**AIM:** Look for the string "time" in the lines and copy each line that has it.

[Excerpts from a figure dataset]
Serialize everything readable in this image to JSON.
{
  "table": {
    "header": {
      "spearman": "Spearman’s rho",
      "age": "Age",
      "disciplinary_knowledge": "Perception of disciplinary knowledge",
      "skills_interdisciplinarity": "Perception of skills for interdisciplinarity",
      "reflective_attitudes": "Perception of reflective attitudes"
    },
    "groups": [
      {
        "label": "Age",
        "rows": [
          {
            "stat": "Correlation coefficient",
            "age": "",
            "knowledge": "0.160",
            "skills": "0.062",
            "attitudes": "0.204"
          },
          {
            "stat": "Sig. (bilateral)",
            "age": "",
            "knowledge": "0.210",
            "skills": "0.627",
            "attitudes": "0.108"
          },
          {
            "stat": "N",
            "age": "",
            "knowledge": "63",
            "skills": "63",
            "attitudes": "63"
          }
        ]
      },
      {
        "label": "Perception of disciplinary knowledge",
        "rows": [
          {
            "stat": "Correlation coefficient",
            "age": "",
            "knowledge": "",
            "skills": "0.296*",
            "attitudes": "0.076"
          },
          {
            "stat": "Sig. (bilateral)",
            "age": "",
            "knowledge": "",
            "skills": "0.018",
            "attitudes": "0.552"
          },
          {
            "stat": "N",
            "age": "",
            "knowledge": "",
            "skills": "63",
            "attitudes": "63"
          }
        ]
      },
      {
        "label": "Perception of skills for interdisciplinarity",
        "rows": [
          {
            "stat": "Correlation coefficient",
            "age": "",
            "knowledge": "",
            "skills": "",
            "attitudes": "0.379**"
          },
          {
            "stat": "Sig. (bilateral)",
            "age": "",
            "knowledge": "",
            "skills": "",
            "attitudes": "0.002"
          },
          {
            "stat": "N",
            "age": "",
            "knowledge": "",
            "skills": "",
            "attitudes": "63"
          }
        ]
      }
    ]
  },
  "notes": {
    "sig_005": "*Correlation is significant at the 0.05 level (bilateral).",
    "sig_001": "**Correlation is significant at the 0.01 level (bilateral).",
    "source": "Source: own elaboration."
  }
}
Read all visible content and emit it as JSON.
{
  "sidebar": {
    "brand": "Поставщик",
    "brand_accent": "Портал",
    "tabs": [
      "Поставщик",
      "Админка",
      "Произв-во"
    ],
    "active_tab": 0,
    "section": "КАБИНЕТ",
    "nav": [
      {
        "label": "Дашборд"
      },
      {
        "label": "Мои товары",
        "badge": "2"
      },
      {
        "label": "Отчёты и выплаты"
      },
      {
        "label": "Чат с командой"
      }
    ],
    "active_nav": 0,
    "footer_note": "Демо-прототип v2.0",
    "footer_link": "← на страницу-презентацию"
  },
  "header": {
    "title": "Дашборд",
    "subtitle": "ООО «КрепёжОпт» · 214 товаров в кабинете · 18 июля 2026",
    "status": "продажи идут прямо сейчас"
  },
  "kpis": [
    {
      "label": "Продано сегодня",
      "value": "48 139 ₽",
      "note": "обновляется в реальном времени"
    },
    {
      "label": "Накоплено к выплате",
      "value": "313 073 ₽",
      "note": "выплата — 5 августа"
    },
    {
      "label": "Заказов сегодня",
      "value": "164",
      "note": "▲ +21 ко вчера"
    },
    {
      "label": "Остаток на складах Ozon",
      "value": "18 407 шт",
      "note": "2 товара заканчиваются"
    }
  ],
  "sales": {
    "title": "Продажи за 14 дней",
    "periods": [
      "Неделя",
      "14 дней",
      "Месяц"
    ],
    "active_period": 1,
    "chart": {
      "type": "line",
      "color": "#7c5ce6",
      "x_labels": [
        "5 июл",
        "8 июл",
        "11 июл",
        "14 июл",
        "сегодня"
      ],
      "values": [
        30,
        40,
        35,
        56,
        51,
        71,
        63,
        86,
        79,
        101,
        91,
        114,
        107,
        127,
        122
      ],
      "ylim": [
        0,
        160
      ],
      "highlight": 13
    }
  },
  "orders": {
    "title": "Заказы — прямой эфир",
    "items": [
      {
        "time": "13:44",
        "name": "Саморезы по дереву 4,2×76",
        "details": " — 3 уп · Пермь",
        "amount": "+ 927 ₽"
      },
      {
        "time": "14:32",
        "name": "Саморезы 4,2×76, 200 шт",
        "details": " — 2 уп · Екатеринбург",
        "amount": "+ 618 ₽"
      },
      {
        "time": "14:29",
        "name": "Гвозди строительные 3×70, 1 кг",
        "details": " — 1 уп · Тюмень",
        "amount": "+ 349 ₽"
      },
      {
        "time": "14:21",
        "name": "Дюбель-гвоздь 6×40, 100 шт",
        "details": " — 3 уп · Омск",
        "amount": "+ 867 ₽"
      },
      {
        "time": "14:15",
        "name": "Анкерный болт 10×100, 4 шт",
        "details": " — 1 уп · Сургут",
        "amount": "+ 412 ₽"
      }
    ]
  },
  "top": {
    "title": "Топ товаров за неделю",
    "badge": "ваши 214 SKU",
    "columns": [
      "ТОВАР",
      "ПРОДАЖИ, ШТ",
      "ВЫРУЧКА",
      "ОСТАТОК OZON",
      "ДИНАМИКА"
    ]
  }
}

**TASK OUTPUT:**
        "time": "13:44",
        "time": "14:32",
        "time": "14:29",
        "time": "14:21",
        "time": "14:15",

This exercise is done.